▶ **Stored data entries**
────────────────

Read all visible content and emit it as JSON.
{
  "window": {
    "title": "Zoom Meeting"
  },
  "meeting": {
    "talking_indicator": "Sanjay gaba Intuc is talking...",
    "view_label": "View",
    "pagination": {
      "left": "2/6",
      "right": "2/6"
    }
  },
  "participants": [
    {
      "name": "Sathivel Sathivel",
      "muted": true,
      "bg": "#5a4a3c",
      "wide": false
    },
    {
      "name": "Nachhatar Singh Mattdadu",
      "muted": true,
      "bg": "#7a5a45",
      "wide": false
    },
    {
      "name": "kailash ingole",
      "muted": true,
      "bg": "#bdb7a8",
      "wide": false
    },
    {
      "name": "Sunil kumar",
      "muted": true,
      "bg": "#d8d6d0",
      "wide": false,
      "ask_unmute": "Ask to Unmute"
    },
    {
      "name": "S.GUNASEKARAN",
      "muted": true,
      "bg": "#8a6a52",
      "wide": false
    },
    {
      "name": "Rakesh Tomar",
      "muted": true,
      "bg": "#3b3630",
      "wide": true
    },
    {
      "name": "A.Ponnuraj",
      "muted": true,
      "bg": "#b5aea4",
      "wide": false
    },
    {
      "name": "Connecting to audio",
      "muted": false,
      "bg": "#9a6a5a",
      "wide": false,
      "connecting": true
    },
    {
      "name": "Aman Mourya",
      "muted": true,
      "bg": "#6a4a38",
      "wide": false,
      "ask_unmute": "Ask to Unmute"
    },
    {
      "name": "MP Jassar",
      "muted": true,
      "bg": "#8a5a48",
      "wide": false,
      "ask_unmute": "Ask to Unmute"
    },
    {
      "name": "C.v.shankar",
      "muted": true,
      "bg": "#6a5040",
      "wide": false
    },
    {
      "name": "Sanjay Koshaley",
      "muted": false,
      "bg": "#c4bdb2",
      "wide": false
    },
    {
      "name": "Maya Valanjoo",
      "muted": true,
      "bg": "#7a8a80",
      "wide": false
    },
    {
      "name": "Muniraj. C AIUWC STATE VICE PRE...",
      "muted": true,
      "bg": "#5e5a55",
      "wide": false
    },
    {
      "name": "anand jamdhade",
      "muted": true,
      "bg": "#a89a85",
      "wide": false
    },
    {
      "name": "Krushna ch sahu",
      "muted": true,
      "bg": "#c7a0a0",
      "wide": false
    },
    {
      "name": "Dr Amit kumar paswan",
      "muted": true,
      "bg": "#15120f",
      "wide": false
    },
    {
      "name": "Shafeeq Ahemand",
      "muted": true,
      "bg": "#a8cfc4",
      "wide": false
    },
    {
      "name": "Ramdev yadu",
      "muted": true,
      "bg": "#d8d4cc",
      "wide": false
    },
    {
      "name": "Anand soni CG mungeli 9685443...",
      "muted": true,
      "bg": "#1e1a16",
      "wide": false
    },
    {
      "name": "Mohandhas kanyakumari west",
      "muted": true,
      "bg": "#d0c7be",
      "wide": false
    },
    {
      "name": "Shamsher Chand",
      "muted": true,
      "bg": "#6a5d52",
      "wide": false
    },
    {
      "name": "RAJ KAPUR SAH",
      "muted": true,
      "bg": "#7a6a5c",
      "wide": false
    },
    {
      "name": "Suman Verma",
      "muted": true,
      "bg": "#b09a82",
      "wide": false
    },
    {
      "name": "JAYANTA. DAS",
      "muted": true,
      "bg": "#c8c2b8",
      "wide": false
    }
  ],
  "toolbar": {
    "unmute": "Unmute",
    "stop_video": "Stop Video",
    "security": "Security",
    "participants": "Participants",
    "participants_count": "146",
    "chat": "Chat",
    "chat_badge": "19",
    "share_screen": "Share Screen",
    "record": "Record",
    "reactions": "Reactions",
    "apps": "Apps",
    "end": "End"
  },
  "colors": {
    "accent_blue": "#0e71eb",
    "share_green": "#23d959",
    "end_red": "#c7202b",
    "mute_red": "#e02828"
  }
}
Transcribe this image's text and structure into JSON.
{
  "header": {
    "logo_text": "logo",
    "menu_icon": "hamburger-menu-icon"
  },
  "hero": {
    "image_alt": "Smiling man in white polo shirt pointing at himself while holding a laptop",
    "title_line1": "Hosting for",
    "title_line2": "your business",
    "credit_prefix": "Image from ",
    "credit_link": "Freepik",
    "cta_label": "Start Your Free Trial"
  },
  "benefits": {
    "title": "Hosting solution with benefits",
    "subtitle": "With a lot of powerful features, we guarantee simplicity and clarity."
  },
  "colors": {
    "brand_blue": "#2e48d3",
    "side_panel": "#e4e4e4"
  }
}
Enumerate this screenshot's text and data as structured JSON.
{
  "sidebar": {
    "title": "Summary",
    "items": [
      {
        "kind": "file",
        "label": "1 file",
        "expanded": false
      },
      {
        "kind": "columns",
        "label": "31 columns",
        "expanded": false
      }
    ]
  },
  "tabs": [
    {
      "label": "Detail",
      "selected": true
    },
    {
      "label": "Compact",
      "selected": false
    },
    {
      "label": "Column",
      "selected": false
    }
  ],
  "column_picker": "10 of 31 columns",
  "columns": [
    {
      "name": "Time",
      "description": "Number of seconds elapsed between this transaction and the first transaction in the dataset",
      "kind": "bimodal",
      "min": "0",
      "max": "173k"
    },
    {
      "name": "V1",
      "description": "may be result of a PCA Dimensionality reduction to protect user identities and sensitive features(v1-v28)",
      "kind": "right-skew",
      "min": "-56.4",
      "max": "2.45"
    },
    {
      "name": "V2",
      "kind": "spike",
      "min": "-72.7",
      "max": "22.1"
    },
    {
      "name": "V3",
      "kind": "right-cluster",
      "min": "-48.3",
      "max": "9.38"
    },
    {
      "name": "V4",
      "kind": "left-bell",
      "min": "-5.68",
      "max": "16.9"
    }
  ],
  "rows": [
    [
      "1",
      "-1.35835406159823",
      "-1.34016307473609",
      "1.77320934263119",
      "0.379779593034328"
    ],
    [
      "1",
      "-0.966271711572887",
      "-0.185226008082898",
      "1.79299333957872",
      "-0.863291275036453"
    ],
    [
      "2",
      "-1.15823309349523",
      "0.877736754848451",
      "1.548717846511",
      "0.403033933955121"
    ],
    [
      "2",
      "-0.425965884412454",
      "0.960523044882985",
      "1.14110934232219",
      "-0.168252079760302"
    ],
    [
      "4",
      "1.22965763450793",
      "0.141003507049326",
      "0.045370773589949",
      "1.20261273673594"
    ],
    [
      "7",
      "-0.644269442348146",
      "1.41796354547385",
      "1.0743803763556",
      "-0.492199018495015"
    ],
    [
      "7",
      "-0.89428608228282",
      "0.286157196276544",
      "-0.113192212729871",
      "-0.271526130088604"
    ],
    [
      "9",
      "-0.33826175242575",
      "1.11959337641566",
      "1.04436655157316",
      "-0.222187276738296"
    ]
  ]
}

────────────────

Repeat each record exactly, leaving nothing out.

▶ **PROBLEM SOLUTION**
Read all visible content and emit it as JSON.
{
  "window": {
    "title": "Zoom Meeting"
  },
  "meeting": {
    "talking_indicator": "Sanjay gaba Intuc is talking...",
    "view_label": "View",
    "pagination": {
      "left": "2/6",
      "right": "2/6"
    }
  },
  "participants": [
    {
      "name": "Sathivel Sathivel",
      "muted": true,
      "bg": "#5a4a3c",
      "wide": false
    },
    {
      "name": "Nachhatar Singh Mattdadu",
      "muted": true,
      "bg": "#7a5a45",
      "wide": false
    },
    {
      "name": "kailash ingole",
      "muted": true,
      "bg": "#bdb7a8",
      "wide": false
    },
    {
      "name": "Sunil kumar",
      "muted": true,
      "bg": "#d8d6d0",
      "wide": false,
      "ask_unmute": "Ask to Unmute"
    },
    {
      "name": "S.GUNASEKARAN",
      "muted": true,
      "bg": "#8a6a52",
      "wide": false
    },
    {
      "name": "Rakesh Tomar",
      "muted": true,
      "bg": "#3b3630",
      "wide": true
    },
    {
      "name": "A.Ponnuraj",
      "muted": true,
      "bg": "#b5aea4",
      "wide": false
    },
    {
      "name": "Connecting to audio",
      "muted": false,
      "bg": "#9a6a5a",
      "wide": false,
      "connecting": true
    },
    {
      "name": "Aman Mourya",
      "muted": true,
      "bg": "#6a4a38",
      "wide": false,
      "ask_unmute": "Ask to Unmute"
    },
    {
      "name": "MP Jassar",
      "muted": true,
      "bg": "#8a5a48",
      "wide": false,
      "ask_unmute": "Ask to Unmute"
    },
    {
      "name": "C.v.shankar",
      "muted": true,
      "bg": "#6a5040",
      "wide": false
    },
    {
      "name": "Sanjay Koshaley",
      "muted": false,
      "bg": "#c4bdb2",
      "wide": false
    },
    {
      "name": "Maya Valanjoo",
      "muted": true,
      "bg": "#7a8a80",
      "wide": false
    },
    {
      "name": "Muniraj. C AIUWC STATE VICE PRE...",
      "muted": true,
      "bg": "#5e5a55",
      "wide": false
    },
    {
      "name": "anand jamdhade",
      "muted": true,
      "bg": "#a89a85",
      "wide": false
    },
    {
      "name": "Krushna ch sahu",
      "muted": true,
      "bg": "#c7a0a0",
      "wide": false
    },
    {
      "name": "Dr Amit kumar paswan",
      "muted": true,
      "bg": "#15120f",
      "wide": false
    },
    {
      "name": "Shafeeq Ahemand",
      "muted": true,
      "bg": "#a8cfc4",
      "wide": false
    },
    {
      "name": "Ramdev yadu",
      "muted": true,
      "bg": "#d8d4cc",
      "wide": false
    },
    {
      "name": "Anand soni CG mungeli 9685443...",
      "muted": true,
      "bg": "#1e1a16",
      "wide": false
    },
    {
      "name": "Mohandhas kanyakumari west",
      "muted": true,
      "bg": "#d0c7be",
      "wide": false
    },
    {
      "name": "Shamsher Chand",
      "muted": true,
      "bg": "#6a5d52",
      "wide": false
    },
    {
      "name": "RAJ KAPUR SAH",
      "muted": true,
      "bg": "#7a6a5c",
      "wide": false
    },
    {
      "name": "Suman Verma",
      "muted": true,
      "bg": "#b09a82",
      "wide": false
    },
    {
      "name": "JAYANTA. DAS",
      "muted": true,
      "bg": "#c8c2b8",
      "wide": false
    }
  ],
  "toolbar": {
    "unmute": "Unmute",
    "stop_video": "Stop Video",
    "security": "Security",
    "participants": "Participants",
    "participants_count": "146",
    "chat": "Chat",
    "chat_badge": "19",
    "share_screen": "Share Screen",
    "record": "Record",
    "reactions": "Reactions",
    "apps": "Apps",
    "end": "End"
  },
  "colors": {
    "accent_blue": "#0e71eb",
    "share_green": "#23d959",
    "end_red": "#c7202b",
    "mute_red": "#e02828"
  }
}
Transcribe this image's text and structure into JSON.
{
  "header": {
    "logo_text": "logo",
    "menu_icon": "hamburger-menu-icon"
  },
  "hero": {
    "image_alt": "Smiling man in white polo shirt pointing at himself while holding a laptop",
    "title_line1": "Hosting for",
    "title_line2": "your business",
    "credit_prefix": "Image from ",
    "credit_link": "Freepik",
    "cta_label": "Start Your Free Trial"
  },
  "benefits": {
    "title": "Hosting solution with benefits",
    "subtitle": "With a lot of powerful features, we guarantee simplicity and clarity."
  },
  "colors": {
    "brand_blue": "#2e48d3",
    "side_panel": "#e4e4e4"
  }
}
Enumerate this screenshot's text and data as structured JSON.
{
  "sidebar": {
    "title": "Summary",
    "items": [
      {
        "kind": "file",
        "label": "1 file",
        "expanded": false
      },
      {
        "kind": "columns",
        "label": "31 columns",
        "expanded": false
      }
    ]
  },
  "tabs": [
    {
      "label": "Detail",
      "selected": true
    },
    {
      "label": "Compact",
      "selected": false
    },
    {
      "label": "Column",
      "selected": false
    }
  ],
  "column_picker": "10 of 31 columns",
  "columns": [
    {
      "name": "Time",
      "description": "Number of seconds elapsed between this transaction and the first transaction in the dataset",
      "kind": "bimodal",
      "min": "0",
      "max": "173k"
    },
    {
      "name": "V1",
      "description": "may be result of a PCA Dimensionality reduction to protect user identities and sensitive features(v1-v28)",
      "kind": "right-skew",
      "min": "-56.4",
      "max": "2.45"
    },
    {
      "name": "V2",
      "kind": "spike",
      "min": "-72.7",
      "max": "22.1"
    },
    {
      "name": "V3",
      "kind": "right-cluster",
      "min": "-48.3",
      "max": "9.38"
    },
    {
      "name": "V4",
      "kind": "left-bell",
      "min": "-5.68",
      "max": "16.9"
    }
  ],
  "rows": [
    [
      "1",
      "-1.35835406159823",
      "-1.34016307473609",
      "1.77320934263119",
      "0.379779593034328"
    ],
    [
      "1",
      "-0.966271711572887",
      "-0.185226008082898",
      "1.79299333957872",
      "-0.863291275036453"
    ],
    [
      "2",
      "-1.15823309349523",
      "0.877736754848451",
      "1.548717846511",
      "0.403033933955121"
    ],
    [
      "2",
      "-0.425965884412454",
      "0.960523044882985",
      "1.14110934232219",
      "-0.168252079760302"
    ],
    [
      "4",
      "1.22965763450793",
      "0.141003507049326",
      "0.045370773589949",
      "1.20261273673594"
    ],
    [
      "7",
      "-0.644269442348146",
      "1.41796354547385",
      "1.0743803763556",
      "-0.492199018495015"
    ],
    [
      "7",
      "-0.89428608228282",
      "0.286157196276544",
      "-0.113192212729871",
      "-0.271526130088604"
    ],
    [
      "9",
      "-0.33826175242575",
      "1.11959337641566",
      "1.04436655157316",
      "-0.222187276738296"
    ]
  ]
}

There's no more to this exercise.